▸ **Exercise aim**: Restate the entries below word for word, omitting nothing.

▸ **Provided material**:

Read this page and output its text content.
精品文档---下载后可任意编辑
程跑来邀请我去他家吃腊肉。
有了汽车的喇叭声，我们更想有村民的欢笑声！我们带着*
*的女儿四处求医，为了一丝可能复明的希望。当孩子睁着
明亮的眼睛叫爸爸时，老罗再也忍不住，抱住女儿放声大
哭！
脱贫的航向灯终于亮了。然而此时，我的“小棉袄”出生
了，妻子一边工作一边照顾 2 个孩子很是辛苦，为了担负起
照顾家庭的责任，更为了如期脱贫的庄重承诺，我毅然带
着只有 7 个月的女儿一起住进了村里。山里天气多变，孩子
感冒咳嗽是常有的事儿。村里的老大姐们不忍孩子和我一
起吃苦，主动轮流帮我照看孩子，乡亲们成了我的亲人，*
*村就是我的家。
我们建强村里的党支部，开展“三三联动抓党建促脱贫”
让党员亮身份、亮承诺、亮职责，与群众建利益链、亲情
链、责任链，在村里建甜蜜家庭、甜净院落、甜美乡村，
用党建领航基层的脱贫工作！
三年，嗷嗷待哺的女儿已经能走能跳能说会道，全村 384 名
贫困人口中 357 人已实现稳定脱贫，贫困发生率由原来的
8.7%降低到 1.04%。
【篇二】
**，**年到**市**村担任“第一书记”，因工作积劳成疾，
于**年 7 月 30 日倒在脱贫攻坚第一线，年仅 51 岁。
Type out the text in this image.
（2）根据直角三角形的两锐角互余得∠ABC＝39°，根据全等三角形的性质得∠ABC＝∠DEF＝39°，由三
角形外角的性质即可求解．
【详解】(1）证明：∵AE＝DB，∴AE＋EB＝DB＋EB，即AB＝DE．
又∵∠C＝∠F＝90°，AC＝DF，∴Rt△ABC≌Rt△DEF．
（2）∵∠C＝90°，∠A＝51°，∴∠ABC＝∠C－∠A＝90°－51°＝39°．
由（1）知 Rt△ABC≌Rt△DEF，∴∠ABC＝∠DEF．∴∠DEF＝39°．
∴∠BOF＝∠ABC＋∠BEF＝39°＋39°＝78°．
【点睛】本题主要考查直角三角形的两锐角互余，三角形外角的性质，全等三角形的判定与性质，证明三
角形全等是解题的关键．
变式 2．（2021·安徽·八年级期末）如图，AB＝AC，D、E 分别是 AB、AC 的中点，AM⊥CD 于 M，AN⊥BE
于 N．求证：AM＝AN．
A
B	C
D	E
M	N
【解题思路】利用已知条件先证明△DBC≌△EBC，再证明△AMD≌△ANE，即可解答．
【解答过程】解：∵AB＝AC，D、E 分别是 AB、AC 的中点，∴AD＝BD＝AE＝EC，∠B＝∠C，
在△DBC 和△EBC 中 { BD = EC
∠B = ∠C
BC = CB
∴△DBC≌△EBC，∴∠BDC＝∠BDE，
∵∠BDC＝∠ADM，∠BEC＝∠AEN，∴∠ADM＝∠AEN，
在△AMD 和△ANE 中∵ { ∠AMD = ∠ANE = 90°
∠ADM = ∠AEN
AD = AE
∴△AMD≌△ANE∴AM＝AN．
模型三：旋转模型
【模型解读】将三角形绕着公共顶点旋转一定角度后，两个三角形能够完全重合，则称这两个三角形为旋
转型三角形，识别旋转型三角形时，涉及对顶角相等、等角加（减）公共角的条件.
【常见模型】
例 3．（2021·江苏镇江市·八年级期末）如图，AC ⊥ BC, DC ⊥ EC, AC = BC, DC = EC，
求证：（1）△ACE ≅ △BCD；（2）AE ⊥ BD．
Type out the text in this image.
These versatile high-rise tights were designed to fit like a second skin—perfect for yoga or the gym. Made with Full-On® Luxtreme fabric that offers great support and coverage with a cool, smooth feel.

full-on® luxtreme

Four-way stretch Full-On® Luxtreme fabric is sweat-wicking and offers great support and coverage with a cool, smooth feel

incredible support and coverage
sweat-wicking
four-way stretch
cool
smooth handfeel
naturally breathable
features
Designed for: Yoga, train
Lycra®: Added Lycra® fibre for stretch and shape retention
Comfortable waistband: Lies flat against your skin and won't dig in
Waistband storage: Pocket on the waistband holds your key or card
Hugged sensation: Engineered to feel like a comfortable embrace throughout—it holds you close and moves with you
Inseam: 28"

▸ **Finished task**:
Read this page and output its text content.
精品文档---下载后可任意编辑
程跑来邀请我去他家吃腊肉。
有了汽车的喇叭声，我们更想有村民的欢笑声！我们带着*
*的女儿四处求医，为了一丝可能复明的希望。当孩子睁着
明亮的眼睛叫爸爸时，老罗再也忍不住，抱住女儿放声大
哭！
脱贫的航向灯终于亮了。然而此时，我的“小棉袄”出生
了，妻子一边工作一边照顾 2 个孩子很是辛苦，为了担负起
照顾家庭的责任，更为了如期脱贫的庄重承诺，我毅然带
着只有 7 个月的女儿一起住进了村里。山里天气多变，孩子
感冒咳嗽是常有的事儿。村里的老大姐们不忍孩子和我一
起吃苦，主动轮流帮我照看孩子，乡亲们成了我的亲人，*
*村就是我的家。
我们建强村里的党支部，开展“三三联动抓党建促脱贫”
让党员亮身份、亮承诺、亮职责，与群众建利益链、亲情
链、责任链，在村里建甜蜜家庭、甜净院落、甜美乡村，
用党建领航基层的脱贫工作！
三年，嗷嗷待哺的女儿已经能走能跳能说会道，全村 384 名
贫困人口中 357 人已实现稳定脱贫，贫困发生率由原来的
8.7%降低到 1.04%。
【篇二】
**，**年到**市**村担任“第一书记”，因工作积劳成疾，
于**年 7 月 30 日倒在脱贫攻坚第一线，年仅 51 岁。
Type out the text in this image.
（2）根据直角三角形的两锐角互余得∠ABC＝39°，根据全等三角形的性质得∠ABC＝∠DEF＝39°，由三
角形外角的性质即可求解．
【详解】(1）证明：∵AE＝DB，∴AE＋EB＝DB＋EB，即AB＝DE．
又∵∠C＝∠F＝90°，AC＝DF，∴Rt△ABC≌Rt△DEF．
（2）∵∠C＝90°，∠A＝51°，∴∠ABC＝∠C－∠A＝90°－51°＝39°．
由（1）知 Rt△ABC≌Rt△DEF，∴∠ABC＝∠DEF．∴∠DEF＝39°．
∴∠BOF＝∠ABC＋∠BEF＝39°＋39°＝78°．
【点睛】本题主要考查直角三角形的两锐角互余，三角形外角的性质，全等三角形的判定与性质，证明三
角形全等是解题的关键．
变式 2．（2021·安徽·八年级期末）如图，AB＝AC，D、E 分别是 AB、AC 的中点，AM⊥CD 于 M，AN⊥BE
于 N．求证：AM＝AN．
A
B	C
D	E
M	N
【解题思路】利用已知条件先证明△DBC≌△EBC，再证明△AMD≌△ANE，即可解答．
【解答过程】解：∵AB＝AC，D、E 分别是 AB、AC 的中点，∴AD＝BD＝AE＝EC，∠B＝∠C，
在△DBC 和△EBC 中 { BD = EC
∠B = ∠C
BC = CB
∴△DBC≌△EBC，∴∠BDC＝∠BDE，
∵∠BDC＝∠ADM，∠BEC＝∠AEN，∴∠ADM＝∠AEN，
在△AMD 和△ANE 中∵ { ∠AMD = ∠ANE = 90°
∠ADM = ∠AEN
AD = AE
∴△AMD≌△ANE∴AM＝AN．
模型三：旋转模型
【模型解读】将三角形绕着公共顶点旋转一定角度后，两个三角形能够完全重合，则称这两个三角形为旋
转型三角形，识别旋转型三角形时，涉及对顶角相等、等角加（减）公共角的条件.
【常见模型】
例 3．（2021·江苏镇江市·八年级期末）如图，AC ⊥ BC, DC ⊥ EC, AC = BC, DC = EC，
求证：（1）△ACE ≅ △BCD；（2）AE ⊥ BD．
Type out the text in this image.
These versatile high-rise tights were designed to fit like a second skin—perfect for yoga or the gym. Made with Full-On® Luxtreme fabric that offers great support and coverage with a cool, smooth feel.

full-on® luxtreme

Four-way stretch Full-On® Luxtreme fabric is sweat-wicking and offers great support and coverage with a cool, smooth feel

incredible support and coverage
sweat-wicking
four-way stretch
cool
smooth handfeel
naturally breathable
features
Designed for: Yoga, train
Lycra®: Added Lycra® fibre for stretch and shape retention
Comfortable waistband: Lies flat against your skin and won't dig in
Waistband storage: Pocket on the waistband holds your key or card
Hugged sensation: Engineered to feel like a comfortable embrace throughout—it holds you close and moves with you
Inseam: 28"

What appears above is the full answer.